* Your objective: Determine how many lines of the data below contain "تحصل", then give only that number.

* Extracted records:
──────────

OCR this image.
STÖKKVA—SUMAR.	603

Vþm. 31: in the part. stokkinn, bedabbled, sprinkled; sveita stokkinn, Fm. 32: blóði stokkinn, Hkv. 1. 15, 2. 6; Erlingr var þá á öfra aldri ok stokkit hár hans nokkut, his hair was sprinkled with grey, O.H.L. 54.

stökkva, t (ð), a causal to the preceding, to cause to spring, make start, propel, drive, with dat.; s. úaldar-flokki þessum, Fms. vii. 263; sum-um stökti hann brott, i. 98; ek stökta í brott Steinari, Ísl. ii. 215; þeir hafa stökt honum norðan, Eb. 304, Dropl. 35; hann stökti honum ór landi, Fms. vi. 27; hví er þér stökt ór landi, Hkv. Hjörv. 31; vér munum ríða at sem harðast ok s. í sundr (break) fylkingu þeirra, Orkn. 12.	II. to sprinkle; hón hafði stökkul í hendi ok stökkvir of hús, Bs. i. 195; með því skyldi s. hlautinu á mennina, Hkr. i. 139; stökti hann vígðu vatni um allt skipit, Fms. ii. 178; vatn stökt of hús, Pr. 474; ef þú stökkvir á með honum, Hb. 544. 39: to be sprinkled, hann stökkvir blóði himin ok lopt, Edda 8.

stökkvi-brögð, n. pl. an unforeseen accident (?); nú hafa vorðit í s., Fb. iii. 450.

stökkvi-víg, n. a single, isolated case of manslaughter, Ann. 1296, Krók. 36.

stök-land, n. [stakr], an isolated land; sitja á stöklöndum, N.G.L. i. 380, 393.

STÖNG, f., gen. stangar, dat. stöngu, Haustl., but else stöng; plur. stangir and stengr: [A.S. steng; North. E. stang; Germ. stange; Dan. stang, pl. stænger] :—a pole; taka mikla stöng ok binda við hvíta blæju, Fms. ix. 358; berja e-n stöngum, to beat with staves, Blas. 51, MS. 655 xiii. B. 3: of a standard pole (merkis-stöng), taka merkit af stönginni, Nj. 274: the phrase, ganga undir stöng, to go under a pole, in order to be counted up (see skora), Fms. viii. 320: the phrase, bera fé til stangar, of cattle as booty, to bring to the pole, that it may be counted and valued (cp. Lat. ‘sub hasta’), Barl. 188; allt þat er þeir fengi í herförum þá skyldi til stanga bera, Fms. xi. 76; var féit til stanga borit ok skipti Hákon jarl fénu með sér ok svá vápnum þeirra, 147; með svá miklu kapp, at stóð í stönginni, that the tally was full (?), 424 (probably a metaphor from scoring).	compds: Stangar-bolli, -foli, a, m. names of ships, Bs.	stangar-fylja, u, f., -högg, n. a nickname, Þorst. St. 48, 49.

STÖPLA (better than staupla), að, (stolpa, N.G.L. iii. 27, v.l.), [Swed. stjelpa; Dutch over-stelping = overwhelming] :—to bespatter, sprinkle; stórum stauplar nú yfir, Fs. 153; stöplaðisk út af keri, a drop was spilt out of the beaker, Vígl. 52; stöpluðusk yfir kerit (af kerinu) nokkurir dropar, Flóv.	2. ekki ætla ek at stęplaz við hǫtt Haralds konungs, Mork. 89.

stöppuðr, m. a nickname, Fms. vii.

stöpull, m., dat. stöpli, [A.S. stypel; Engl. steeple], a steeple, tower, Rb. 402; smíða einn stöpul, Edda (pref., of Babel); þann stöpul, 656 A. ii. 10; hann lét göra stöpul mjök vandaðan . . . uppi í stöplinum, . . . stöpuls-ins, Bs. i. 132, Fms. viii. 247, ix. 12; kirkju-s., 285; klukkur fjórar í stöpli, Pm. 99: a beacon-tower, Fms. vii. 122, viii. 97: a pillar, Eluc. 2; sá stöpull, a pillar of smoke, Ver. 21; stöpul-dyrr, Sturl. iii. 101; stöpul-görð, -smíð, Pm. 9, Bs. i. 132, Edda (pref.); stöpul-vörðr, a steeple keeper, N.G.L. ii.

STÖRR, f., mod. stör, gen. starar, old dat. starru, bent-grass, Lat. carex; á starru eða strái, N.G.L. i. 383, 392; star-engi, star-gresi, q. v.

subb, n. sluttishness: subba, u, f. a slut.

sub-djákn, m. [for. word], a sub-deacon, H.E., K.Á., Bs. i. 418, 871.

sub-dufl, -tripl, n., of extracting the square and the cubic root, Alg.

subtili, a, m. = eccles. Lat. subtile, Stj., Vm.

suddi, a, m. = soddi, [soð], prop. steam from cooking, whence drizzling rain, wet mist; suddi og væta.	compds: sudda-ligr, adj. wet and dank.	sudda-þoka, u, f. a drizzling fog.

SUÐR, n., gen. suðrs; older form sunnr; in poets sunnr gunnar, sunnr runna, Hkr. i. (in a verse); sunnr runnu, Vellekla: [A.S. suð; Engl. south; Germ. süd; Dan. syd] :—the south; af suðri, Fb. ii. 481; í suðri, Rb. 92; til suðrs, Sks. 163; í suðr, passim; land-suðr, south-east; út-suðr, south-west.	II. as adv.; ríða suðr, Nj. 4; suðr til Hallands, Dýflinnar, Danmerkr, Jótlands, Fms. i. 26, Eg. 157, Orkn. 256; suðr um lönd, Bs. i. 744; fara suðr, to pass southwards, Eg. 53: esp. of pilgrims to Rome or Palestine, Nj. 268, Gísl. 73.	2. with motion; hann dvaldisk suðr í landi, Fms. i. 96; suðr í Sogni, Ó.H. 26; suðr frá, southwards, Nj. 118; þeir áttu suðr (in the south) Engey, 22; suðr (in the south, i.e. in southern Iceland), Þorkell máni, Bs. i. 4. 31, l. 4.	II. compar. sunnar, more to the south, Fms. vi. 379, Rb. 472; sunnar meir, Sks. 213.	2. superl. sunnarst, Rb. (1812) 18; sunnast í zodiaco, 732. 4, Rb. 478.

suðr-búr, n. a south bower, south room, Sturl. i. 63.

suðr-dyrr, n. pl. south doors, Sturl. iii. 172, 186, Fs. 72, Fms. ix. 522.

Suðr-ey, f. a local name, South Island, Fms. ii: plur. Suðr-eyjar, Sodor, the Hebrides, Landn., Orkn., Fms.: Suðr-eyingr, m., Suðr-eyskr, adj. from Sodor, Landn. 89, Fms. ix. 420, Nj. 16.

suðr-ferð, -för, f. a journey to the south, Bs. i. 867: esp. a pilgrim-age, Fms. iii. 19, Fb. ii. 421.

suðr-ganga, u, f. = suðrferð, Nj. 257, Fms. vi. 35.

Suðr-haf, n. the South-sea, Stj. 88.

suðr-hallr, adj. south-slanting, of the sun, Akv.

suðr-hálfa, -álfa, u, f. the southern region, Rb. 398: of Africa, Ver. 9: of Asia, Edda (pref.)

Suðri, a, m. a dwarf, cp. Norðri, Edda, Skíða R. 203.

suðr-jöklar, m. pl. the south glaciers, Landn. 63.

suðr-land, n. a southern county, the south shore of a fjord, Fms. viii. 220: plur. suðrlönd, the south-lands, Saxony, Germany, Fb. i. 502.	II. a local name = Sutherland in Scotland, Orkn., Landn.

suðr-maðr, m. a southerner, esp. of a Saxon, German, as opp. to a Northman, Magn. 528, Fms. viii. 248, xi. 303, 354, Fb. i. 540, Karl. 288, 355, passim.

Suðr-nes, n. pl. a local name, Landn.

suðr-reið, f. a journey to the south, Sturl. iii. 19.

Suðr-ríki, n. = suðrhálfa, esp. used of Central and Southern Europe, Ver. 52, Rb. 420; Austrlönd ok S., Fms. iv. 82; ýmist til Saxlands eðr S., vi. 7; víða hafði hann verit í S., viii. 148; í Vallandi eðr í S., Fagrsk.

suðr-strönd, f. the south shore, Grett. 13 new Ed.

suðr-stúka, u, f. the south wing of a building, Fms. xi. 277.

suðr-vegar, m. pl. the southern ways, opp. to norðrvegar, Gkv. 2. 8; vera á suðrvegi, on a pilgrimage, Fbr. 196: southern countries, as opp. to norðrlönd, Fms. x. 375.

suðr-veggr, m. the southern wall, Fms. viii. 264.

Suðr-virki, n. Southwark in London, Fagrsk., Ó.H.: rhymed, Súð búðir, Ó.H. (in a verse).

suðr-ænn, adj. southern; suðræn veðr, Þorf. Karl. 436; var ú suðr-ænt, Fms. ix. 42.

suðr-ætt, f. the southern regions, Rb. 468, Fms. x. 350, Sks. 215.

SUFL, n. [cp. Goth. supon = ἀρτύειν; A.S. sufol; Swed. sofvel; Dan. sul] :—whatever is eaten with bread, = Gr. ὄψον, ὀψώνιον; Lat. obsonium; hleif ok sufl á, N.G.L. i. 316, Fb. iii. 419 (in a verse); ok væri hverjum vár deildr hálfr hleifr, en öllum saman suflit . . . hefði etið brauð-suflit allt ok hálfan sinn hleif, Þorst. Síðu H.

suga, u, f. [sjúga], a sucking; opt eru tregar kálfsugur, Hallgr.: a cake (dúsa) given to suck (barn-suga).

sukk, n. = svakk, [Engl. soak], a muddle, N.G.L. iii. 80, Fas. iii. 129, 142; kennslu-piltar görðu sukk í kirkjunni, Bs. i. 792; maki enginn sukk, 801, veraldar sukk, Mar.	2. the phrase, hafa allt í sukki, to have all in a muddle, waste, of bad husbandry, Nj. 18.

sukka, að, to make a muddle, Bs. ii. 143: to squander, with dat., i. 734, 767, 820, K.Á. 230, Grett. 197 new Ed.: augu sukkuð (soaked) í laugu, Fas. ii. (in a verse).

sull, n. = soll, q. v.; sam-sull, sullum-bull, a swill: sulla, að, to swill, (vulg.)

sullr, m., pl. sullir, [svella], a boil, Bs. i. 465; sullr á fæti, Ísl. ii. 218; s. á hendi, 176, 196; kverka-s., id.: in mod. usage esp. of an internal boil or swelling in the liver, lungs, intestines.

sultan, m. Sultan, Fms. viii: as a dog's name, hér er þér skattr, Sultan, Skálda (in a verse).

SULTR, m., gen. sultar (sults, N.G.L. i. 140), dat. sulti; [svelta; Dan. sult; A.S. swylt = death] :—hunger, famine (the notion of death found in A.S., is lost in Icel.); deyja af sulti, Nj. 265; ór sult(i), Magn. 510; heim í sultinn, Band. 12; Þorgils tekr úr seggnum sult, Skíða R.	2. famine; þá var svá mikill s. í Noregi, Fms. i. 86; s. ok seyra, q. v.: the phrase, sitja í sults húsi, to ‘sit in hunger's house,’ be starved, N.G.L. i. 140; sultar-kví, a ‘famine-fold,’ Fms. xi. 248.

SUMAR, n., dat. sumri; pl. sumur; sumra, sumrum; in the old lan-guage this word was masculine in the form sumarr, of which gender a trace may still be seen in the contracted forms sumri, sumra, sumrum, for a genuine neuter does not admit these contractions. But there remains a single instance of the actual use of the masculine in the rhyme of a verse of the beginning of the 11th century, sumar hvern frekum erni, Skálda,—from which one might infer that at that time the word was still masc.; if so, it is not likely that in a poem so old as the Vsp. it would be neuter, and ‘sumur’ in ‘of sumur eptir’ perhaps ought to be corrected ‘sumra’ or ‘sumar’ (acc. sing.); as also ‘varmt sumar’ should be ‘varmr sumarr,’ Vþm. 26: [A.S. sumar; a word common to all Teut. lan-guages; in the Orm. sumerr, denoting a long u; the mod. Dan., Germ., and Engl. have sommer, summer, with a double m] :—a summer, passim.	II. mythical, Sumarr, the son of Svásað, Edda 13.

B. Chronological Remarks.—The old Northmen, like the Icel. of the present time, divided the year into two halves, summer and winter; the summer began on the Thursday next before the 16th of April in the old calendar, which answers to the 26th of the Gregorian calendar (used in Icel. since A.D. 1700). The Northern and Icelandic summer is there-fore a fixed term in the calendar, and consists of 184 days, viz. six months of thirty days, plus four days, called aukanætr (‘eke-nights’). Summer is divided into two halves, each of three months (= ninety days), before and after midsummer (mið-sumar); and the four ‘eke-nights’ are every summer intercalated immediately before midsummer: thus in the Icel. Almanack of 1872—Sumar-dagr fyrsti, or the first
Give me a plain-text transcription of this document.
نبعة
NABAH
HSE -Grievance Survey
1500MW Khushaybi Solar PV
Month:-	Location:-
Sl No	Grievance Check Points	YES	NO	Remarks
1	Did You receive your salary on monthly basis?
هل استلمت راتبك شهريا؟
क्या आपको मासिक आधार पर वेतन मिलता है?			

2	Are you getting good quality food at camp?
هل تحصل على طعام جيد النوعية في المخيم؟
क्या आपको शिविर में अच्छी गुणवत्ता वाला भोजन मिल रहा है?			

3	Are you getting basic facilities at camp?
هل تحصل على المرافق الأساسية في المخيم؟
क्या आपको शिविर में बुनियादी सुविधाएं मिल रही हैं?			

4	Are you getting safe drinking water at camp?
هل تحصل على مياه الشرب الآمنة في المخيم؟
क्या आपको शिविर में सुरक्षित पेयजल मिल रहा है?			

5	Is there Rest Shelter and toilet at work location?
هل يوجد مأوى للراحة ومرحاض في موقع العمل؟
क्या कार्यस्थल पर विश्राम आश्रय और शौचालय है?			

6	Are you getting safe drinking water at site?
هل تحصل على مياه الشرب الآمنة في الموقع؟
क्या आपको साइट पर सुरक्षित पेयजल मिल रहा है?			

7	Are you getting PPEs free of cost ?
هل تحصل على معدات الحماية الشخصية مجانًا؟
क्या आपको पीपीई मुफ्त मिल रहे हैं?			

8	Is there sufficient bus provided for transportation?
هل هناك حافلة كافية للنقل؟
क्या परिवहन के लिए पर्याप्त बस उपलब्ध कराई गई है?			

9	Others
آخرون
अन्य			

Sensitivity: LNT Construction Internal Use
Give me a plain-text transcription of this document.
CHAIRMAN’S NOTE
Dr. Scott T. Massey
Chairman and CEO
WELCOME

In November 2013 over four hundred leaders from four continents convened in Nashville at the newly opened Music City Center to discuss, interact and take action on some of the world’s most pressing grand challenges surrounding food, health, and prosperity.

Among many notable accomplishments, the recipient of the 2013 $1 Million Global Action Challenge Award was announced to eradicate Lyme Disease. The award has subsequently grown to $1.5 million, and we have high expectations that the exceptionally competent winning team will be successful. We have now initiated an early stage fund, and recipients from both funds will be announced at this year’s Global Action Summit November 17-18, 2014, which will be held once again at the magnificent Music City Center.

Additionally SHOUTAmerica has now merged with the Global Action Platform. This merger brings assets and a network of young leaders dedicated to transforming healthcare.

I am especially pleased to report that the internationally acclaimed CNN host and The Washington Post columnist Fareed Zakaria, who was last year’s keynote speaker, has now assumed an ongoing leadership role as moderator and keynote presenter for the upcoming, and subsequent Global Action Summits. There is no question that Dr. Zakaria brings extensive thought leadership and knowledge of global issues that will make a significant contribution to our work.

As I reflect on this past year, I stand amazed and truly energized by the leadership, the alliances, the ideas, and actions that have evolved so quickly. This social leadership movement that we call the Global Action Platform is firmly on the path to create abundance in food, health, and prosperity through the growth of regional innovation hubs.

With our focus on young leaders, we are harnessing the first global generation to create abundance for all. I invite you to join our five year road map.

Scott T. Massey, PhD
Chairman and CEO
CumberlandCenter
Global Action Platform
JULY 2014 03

──────────

* Task result: 5